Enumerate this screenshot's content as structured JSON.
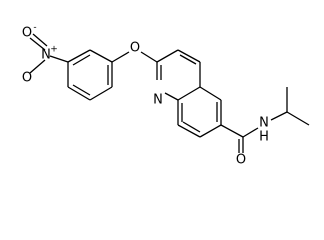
{
  "atoms": [
    {
      "label": "O",
      "charge": "-"
    },
    {
      "label": "N",
      "charge": "+"
    },
    {
      "label": "O"
    },
    {
      "label": "O"
    },
    {
      "label": "N"
    },
    {
      "label": "O"
    },
    {
      "label": "N"
    },
    {
      "label": "H"
    }
  ]
}
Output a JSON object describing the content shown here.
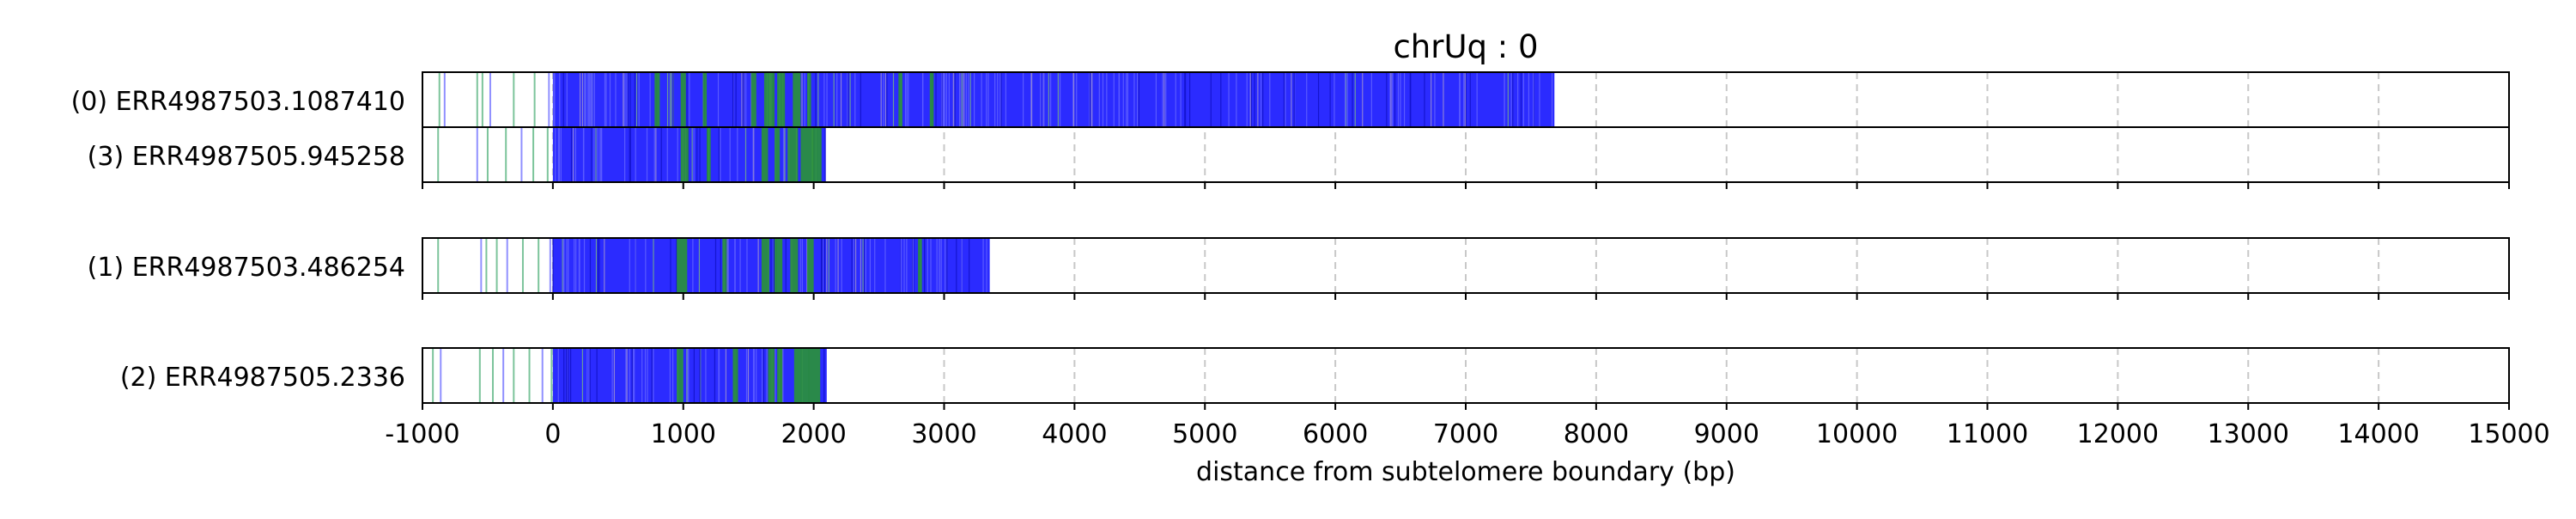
{
  "chart_data": {
    "type": "read-track",
    "title": "chrUq : 0",
    "xlabel": "distance from subtelomere boundary (bp)",
    "xlim": [
      -1000,
      15000
    ],
    "xticks": [
      -1000,
      0,
      1000,
      2000,
      3000,
      4000,
      5000,
      6000,
      7000,
      8000,
      9000,
      10000,
      11000,
      12000,
      13000,
      14000,
      15000
    ],
    "grid": "x-dashed",
    "colors": {
      "blue": "#2b2bff",
      "green": "#2a9a2a",
      "faint_green": "#7cc49b",
      "faint_blue": "#9090ff",
      "grid": "#c8c8c8"
    },
    "groups": [
      [
        {
          "label": "(0) ERR4987503.1087410",
          "start": -1000,
          "end": 7680,
          "blue_start": 0,
          "green_segments": [
            [
              780,
              820
            ],
            [
              980,
              1020
            ],
            [
              1150,
              1180
            ],
            [
              1520,
              1560
            ],
            [
              1620,
              1700
            ],
            [
              1720,
              1780
            ],
            [
              1840,
              1900
            ],
            [
              1950,
              1980
            ],
            [
              2650,
              2680
            ],
            [
              2890,
              2920
            ]
          ],
          "pre_lines": [
            -870,
            -830,
            -580,
            -540,
            -480,
            -300,
            -140,
            -30
          ]
        },
        {
          "label": "(3) ERR4987505.945258",
          "start": -1000,
          "end": 2090,
          "blue_start": 0,
          "green_segments": [
            [
              980,
              1040
            ],
            [
              1180,
              1210
            ],
            [
              1600,
              1650
            ],
            [
              1700,
              1740
            ],
            [
              1800,
              1880
            ],
            [
              1900,
              2060
            ]
          ],
          "pre_lines": [
            -880,
            -580,
            -500,
            -360,
            -240,
            -150,
            -40
          ]
        }
      ],
      [
        {
          "label": "(1) ERR4987503.486254",
          "start": -1000,
          "end": 3350,
          "blue_start": 0,
          "green_segments": [
            [
              950,
              1030
            ],
            [
              1300,
              1330
            ],
            [
              1600,
              1660
            ],
            [
              1700,
              1760
            ],
            [
              1820,
              1880
            ],
            [
              1950,
              2000
            ],
            [
              2800,
              2830
            ]
          ],
          "pre_lines": [
            -880,
            -550,
            -510,
            -430,
            -350,
            -230,
            -110,
            -20
          ]
        }
      ],
      [
        {
          "label": "(2) ERR4987505.2336",
          "start": -1000,
          "end": 2100,
          "blue_start": 0,
          "green_segments": [
            [
              950,
              1000
            ],
            [
              1380,
              1420
            ],
            [
              1650,
              1700
            ],
            [
              1720,
              1760
            ],
            [
              1850,
              2050
            ]
          ],
          "pre_lines": [
            -920,
            -860,
            -560,
            -460,
            -380,
            -300,
            -180,
            -80,
            -10
          ]
        }
      ]
    ]
  }
}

++++

_INSTRUCTIONS FOR THE TASK_
Exclude the images, then output the data above word for word.

_TASK RESPONSE_
Enumerate this screenshot's content as structured JSON.
{
  "atoms": [
    {
      "label": "O",
      "charge": "-"
    },
    {
      "label": "N",
      "charge": "+"
    },
    {
      "label": "O"
    },
    {
      "label": "O"
    },
    {
      "label": "N"
    },
    {
      "label": "O"
    },
    {
      "label": "N"
    },
    {
      "label": "H"
    }
  ]
}
Output a JSON object describing the content shown here.
{
  "chart_data": {
    "type": "read-track",
    "title": "chrUq : 0",
    "xlabel": "distance from subtelomere boundary (bp)",
    "xlim": [
      -1000,
      15000
    ],
    "xticks": [
      -1000,
      0,
      1000,
      2000,
      3000,
      4000,
      5000,
      6000,
      7000,
      8000,
      9000,
      10000,
      11000,
      12000,
      13000,
      14000,
      15000
    ],
    "grid": "x-dashed",
    "colors": {
      "blue": "#2b2bff",
      "green": "#2a9a2a",
      "faint_green": "#7cc49b",
      "faint_blue": "#9090ff",
      "grid": "#c8c8c8"
    },
    "groups": [
      [
        {
          "label": "(0) ERR4987503.1087410",
          "start": -1000,
          "end": 7680,
          "blue_start": 0,
          "green_segments": [
            [
              780,
              820
            ],
            [
              980,
              1020
            ],
            [
              1150,
              1180
            ],
            [
              1520,
              1560
            ],
            [
              1620,
              1700
            ],
            [
              1720,
              1780
            ],
            [
              1840,
              1900
            ],
            [
              1950,
              1980
            ],
            [
              2650,
              2680
            ],
            [
              2890,
              2920
            ]
          ],
          "pre_lines": [
            -870,
            -830,
            -580,
            -540,
            -480,
            -300,
            -140,
            -30
          ]
        },
        {
          "label": "(3) ERR4987505.945258",
          "start": -1000,
          "end": 2090,
          "blue_start": 0,
          "green_segments": [
            [
              980,
              1040
            ],
            [
              1180,
              1210
            ],
            [
              1600,
              1650
            ],
            [
              1700,
              1740
            ],
            [
              1800,
              1880
            ],
            [
              1900,
              2060
            ]
          ],
          "pre_lines": [
            -880,
            -580,
            -500,
            -360,
            -240,
            -150,
            -40
          ]
        }
      ],
      [
        {
          "label": "(1) ERR4987503.486254",
          "start": -1000,
          "end": 3350,
          "blue_start": 0,
          "green_segments": [
            [
              950,
              1030
            ],
            [
              1300,
              1330
            ],
            [
              1600,
              1660
            ],
            [
              1700,
              1760
            ],
            [
              1820,
              1880
            ],
            [
              1950,
              2000
            ],
            [
              2800,
              2830
            ]
          ],
          "pre_lines": [
            -880,
            -550,
            -510,
            -430,
            -350,
            -230,
            -110,
            -20
          ]
        }
      ],
      [
        {
          "label": "(2) ERR4987505.2336",
          "start": -1000,
          "end": 2100,
          "blue_start": 0,
          "green_segments": [
            [
              950,
              1000
            ],
            [
              1380,
              1420
            ],
            [
              1650,
              1700
            ],
            [
              1720,
              1760
            ],
            [
              1850,
              2050
            ]
          ],
          "pre_lines": [
            -920,
            -860,
            -560,
            -460,
            -380,
            -300,
            -180,
            -80,
            -10
          ]
        }
      ]
    ]
  }
}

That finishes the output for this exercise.